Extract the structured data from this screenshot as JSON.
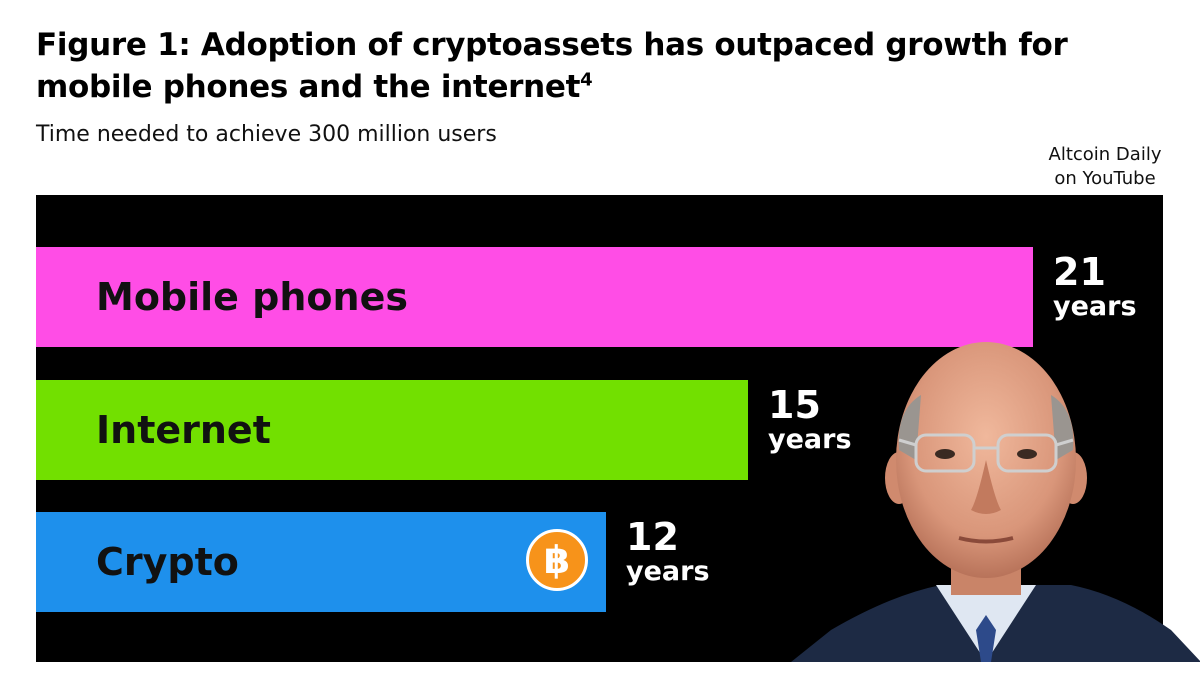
{
  "header": {
    "title": "Figure 1: Adoption of cryptoassets has outpaced growth for mobile phones and the internet",
    "title_footnote": "4",
    "subtitle": "Time needed to achieve 300 million users",
    "watermark_line1": "Altcoin Daily",
    "watermark_line2": "on YouTube"
  },
  "chart_data": {
    "type": "bar",
    "orientation": "horizontal",
    "title": "Figure 1: Adoption of cryptoassets has outpaced growth for mobile phones and the internet",
    "subtitle": "Time needed to achieve 300 million users",
    "categories": [
      "Mobile phones",
      "Internet",
      "Crypto"
    ],
    "values": [
      21,
      15,
      12
    ],
    "unit": "years",
    "colors": [
      "#ff4de6",
      "#72e000",
      "#1e90ec"
    ],
    "background": "#000000",
    "grid": false
  },
  "icons": {
    "crypto_badge": "bitcoin-icon",
    "bitcoin_glyph": "฿"
  },
  "colors": {
    "panel_background": "#000000",
    "value_text": "#ffffff",
    "bitcoin_orange": "#f7931a"
  }
}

^^^^

# Exercise brief:
Leave every image out, and retype the material exactly.

# Exercise solution:
Extract the structured data from this screenshot as JSON.
{
  "header": {
    "title": "Figure 1: Adoption of cryptoassets has outpaced growth for mobile phones and the internet",
    "title_footnote": "4",
    "subtitle": "Time needed to achieve 300 million users",
    "watermark_line1": "Altcoin Daily",
    "watermark_line2": "on YouTube"
  },
  "chart_data": {
    "type": "bar",
    "orientation": "horizontal",
    "title": "Figure 1: Adoption of cryptoassets has outpaced growth for mobile phones and the internet",
    "subtitle": "Time needed to achieve 300 million users",
    "categories": [
      "Mobile phones",
      "Internet",
      "Crypto"
    ],
    "values": [
      21,
      15,
      12
    ],
    "unit": "years",
    "colors": [
      "#ff4de6",
      "#72e000",
      "#1e90ec"
    ],
    "background": "#000000",
    "grid": false
  },
  "icons": {
    "crypto_badge": "bitcoin-icon",
    "bitcoin_glyph": "฿"
  },
  "colors": {
    "panel_background": "#000000",
    "value_text": "#ffffff",
    "bitcoin_orange": "#f7931a"
  }
}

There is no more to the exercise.